PROBLEM: Every entry must be given again exactly.

### RECORD SET ###

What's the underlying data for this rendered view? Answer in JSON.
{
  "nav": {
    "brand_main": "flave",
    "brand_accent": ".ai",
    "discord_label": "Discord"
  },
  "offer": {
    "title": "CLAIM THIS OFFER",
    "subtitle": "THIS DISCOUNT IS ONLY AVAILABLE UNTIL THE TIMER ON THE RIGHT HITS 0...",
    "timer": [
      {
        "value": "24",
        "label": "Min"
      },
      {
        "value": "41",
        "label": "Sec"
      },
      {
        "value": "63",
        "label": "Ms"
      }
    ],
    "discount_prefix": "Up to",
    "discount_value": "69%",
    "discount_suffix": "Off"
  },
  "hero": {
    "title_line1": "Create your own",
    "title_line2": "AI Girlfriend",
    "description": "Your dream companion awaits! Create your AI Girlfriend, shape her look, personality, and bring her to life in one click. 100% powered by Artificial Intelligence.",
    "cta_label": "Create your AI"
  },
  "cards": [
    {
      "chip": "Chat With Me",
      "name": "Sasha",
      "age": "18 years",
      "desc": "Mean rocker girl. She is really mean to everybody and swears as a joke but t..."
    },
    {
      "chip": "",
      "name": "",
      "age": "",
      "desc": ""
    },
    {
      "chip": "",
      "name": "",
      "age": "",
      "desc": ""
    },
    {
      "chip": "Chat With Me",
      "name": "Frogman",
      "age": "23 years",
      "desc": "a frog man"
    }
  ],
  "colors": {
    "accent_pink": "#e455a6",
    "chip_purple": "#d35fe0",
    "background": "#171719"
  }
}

###

PROBLEM SOLUTION:
What's the underlying data for this rendered view? Answer in JSON.
{
  "nav": {
    "brand_main": "flave",
    "brand_accent": ".ai",
    "discord_label": "Discord"
  },
  "offer": {
    "title": "CLAIM THIS OFFER",
    "subtitle": "THIS DISCOUNT IS ONLY AVAILABLE UNTIL THE TIMER ON THE RIGHT HITS 0...",
    "timer": [
      {
        "value": "24",
        "label": "Min"
      },
      {
        "value": "41",
        "label": "Sec"
      },
      {
        "value": "63",
        "label": "Ms"
      }
    ],
    "discount_prefix": "Up to",
    "discount_value": "69%",
    "discount_suffix": "Off"
  },
  "hero": {
    "title_line1": "Create your own",
    "title_line2": "AI Girlfriend",
    "description": "Your dream companion awaits! Create your AI Girlfriend, shape her look, personality, and bring her to life in one click. 100% powered by Artificial Intelligence.",
    "cta_label": "Create your AI"
  },
  "cards": [
    {
      "chip": "Chat With Me",
      "name": "Sasha",
      "age": "18 years",
      "desc": "Mean rocker girl. She is really mean to everybody and swears as a joke but t..."
    },
    {
      "chip": "",
      "name": "",
      "age": "",
      "desc": ""
    },
    {
      "chip": "",
      "name": "",
      "age": "",
      "desc": ""
    },
    {
      "chip": "Chat With Me",
      "name": "Frogman",
      "age": "23 years",
      "desc": "a frog man"
    }
  ],
  "colors": {
    "accent_pink": "#e455a6",
    "chip_purple": "#d35fe0",
    "background": "#171719"
  }
}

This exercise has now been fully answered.